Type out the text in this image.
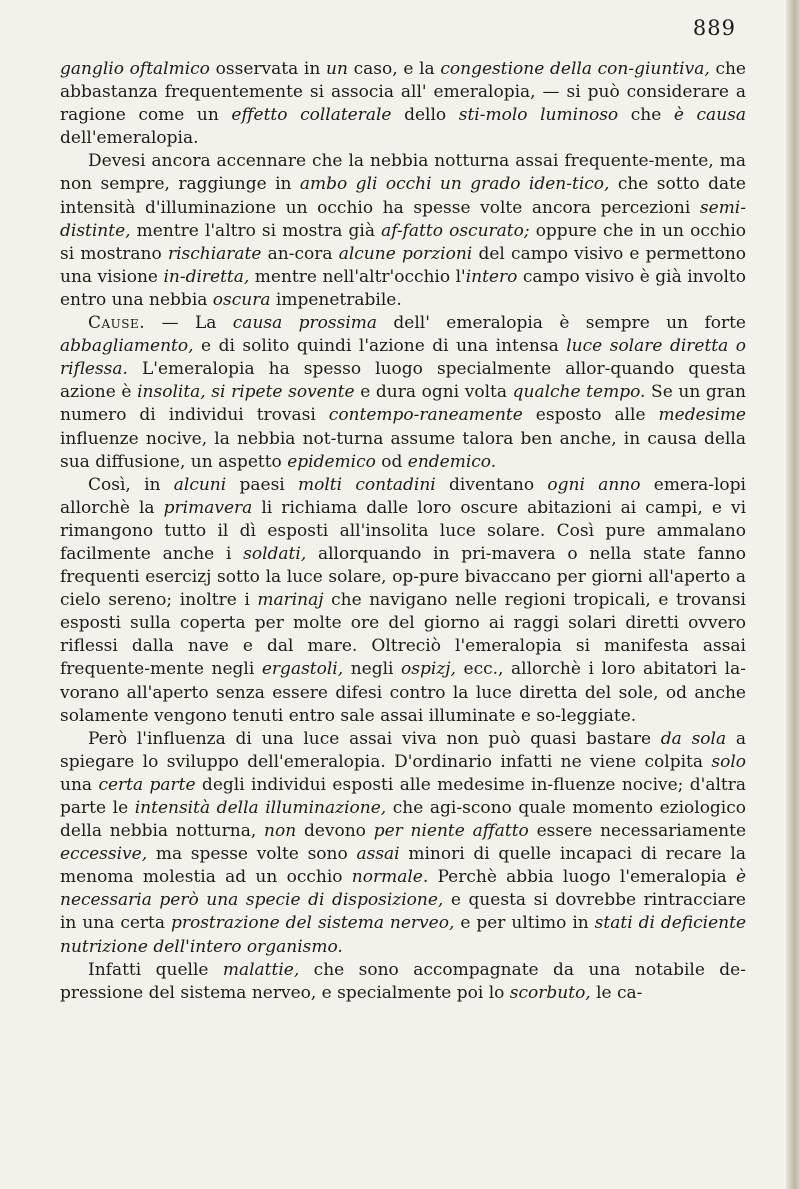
889

ganglio oftalmico osservata in un caso, e la congestione della con-giuntiva, che abbastanza frequentemente si associa all' emeralopia, — si può considerare a ragione come un effetto collaterale dello sti-molo luminoso che è causa dell'emeralopia.

Devesi ancora accennare che la nebbia notturna assai frequente-mente, ma non sempre, raggiunge in ambo gli occhi un grado iden-tico, che sotto date intensità d'illuminazione un occhio ha spesse volte ancora percezioni semi-distinte, mentre l'altro si mostra già af-fatto oscurato; oppure che in un occhio si mostrano rischiarate an-cora alcune porzioni del campo visivo e permettono una visione in-diretta, mentre nell'altr'occhio l'intero campo visivo è già involto entro una nebbia oscura impenetrabile.

Cause. — La causa prossima dell' emeralopia è sempre un forte abbagliamento, e di solito quindi l'azione di una intensa luce solare diretta o riflessa. L'emeralopia ha spesso luogo specialmente allor-quando questa azione è insolita, si ripete sovente e dura ogni volta qualche tempo. Se un gran numero di individui trovasi contempo-raneamente esposto alle medesime influenze nocive, la nebbia not-turna assume talora ben anche, in causa della sua diffusione, un aspetto epidemico od endemico.

Così, in alcuni paesi molti contadini diventano ogni anno emera-lopi allorchè la primavera li richiama dalle loro oscure abitazioni ai campi, e vi rimangono tutto il dì esposti all'insolita luce solare. Così pure ammalano facilmente anche i soldati, allorquando in pri-mavera o nella state fanno frequenti esercizj sotto la luce solare, op-pure bivaccano per giorni all'aperto a cielo sereno; inoltre i marinaj che navigano nelle regioni tropicali, e trovansi esposti sulla coperta per molte ore del giorno ai raggi solari diretti ovvero riflessi dalla nave e dal mare. Oltreciò l'emeralopia si manifesta assai frequente-mente negli ergastoli, negli ospizj, ecc., allorchè i loro abitatori la-vorano all'aperto senza essere difesi contro la luce diretta del sole, od anche solamente vengono tenuti entro sale assai illuminate e so-leggiate.

Però l'influenza di una luce assai viva non può quasi bastare da sola a spiegare lo sviluppo dell'emeralopia. D'ordinario infatti ne viene colpita solo una certa parte degli individui esposti alle medesime in-fluenze nocive; d'altra parte le intensità della illuminazione, che agi-scono quale momento eziologico della nebbia notturna, non devono per niente affatto essere necessariamente eccessive, ma spesse volte sono assai minori di quelle incapaci di recare la menoma molestia ad un occhio normale. Perchè abbia luogo l'emeralopia è necessaria però una specie di disposizione, e questa si dovrebbe rintracciare in una certa prostrazione del sistema nerveo, e per ultimo in stati di deficiente nutrizione dell'intero organismo.

Infatti quelle malattie, che sono accompagnate da una notabile de-pressione del sistema nerveo, e specialmente poi lo scorbuto, le ca-
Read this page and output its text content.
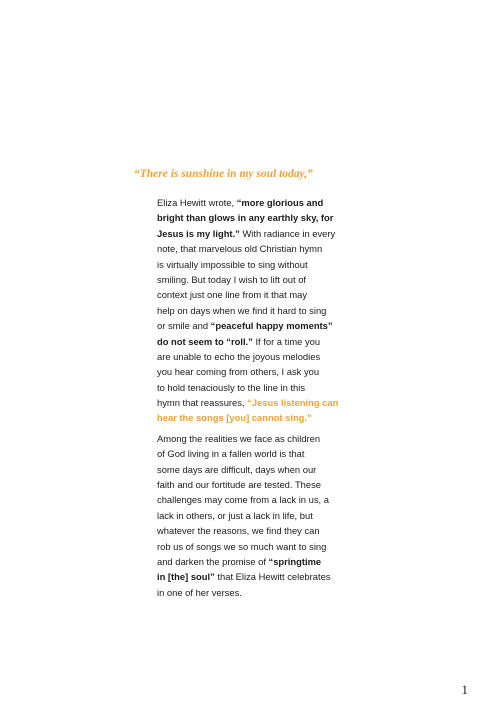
“There is sunshine in my soul today,”

Eliza Hewitt wrote, “more glorious and
bright than glows in any earthly sky, for
Jesus is my light.” With radiance in every
note, that marvelous old Christian hymn
is virtually impossible to sing without
smiling. But today I wish to lift out of
context just one line from it that may
help on days when we find it hard to sing
or smile and “peaceful happy moments”
do not seem to “roll.” If for a time you
are unable to echo the joyous melodies
you hear coming from others, I ask you
to hold tenaciously to the line in this
hymn that reassures, “Jesus listening can
hear the songs [you] cannot sing.”

Among the realities we face as children
of God living in a fallen world is that
some days are difficult, days when our
faith and our fortitude are tested. These
challenges may come from a lack in us, a
lack in others, or just a lack in life, but
whatever the reasons, we find they can
rob us of songs we so much want to sing
and darken the promise of “springtime
in [the] soul” that Eliza Hewitt celebrates
in one of her verses.

1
--
* [WHAT IS EXPECTED]: Copy every line from the entries that contains the word "luce".

* [TASK ANSWER]:
Cause. — La causa prossima dell' emeralopia è sempre un forte abbagliamento, e di solito quindi l'azione di una intensa luce solare diretta o riflessa. L'emeralopia ha spesso luogo specialmente allor-quando questa azione è insolita, si ripete sovente e dura ogni volta qualche tempo. Se un gran numero di individui trovasi contempo-raneamente esposto alle medesime influenze nocive, la nebbia not-turna assume talora ben anche, in causa della sua diffusione, un aspetto epidemico od endemico.
Così, in alcuni paesi molti contadini diventano ogni anno emera-lopi allorchè la primavera li richiama dalle loro oscure abitazioni ai campi, e vi rimangono tutto il dì esposti all'insolita luce solare. Così pure ammalano facilmente anche i soldati, allorquando in pri-mavera o nella state fanno frequenti esercizj sotto la luce solare, op-pure bivaccano per giorni all'aperto a cielo sereno; inoltre i marinaj che navigano nelle regioni tropicali, e trovansi esposti sulla coperta per molte ore del giorno ai raggi solari diretti ovvero riflessi dalla nave e dal mare. Oltreciò l'emeralopia si manifesta assai frequente-mente negli ergastoli, negli ospizj, ecc., allorchè i loro abitatori la-vorano all'aperto senza essere difesi contro la luce diretta del sole, od anche solamente vengono tenuti entro sale assai illuminate e so-leggiate.
Però l'influenza di una luce assai viva non può quasi bastare da sola a spiegare lo sviluppo dell'emeralopia. D'ordinario infatti ne viene colpita solo una certa parte degli individui esposti alle medesime in-fluenze nocive; d'altra parte le intensità della illuminazione, che agi-scono quale momento eziologico della nebbia notturna, non devono per niente affatto essere necessariamente eccessive, ma spesse volte sono assai minori di quelle incapaci di recare la menoma molestia ad un occhio normale. Perchè abbia luogo l'emeralopia è necessaria però una specie di disposizione, e questa si dovrebbe rintracciare in una certa prostrazione del sistema nerveo, e per ultimo in stati di deficiente nutrizione dell'intero organismo.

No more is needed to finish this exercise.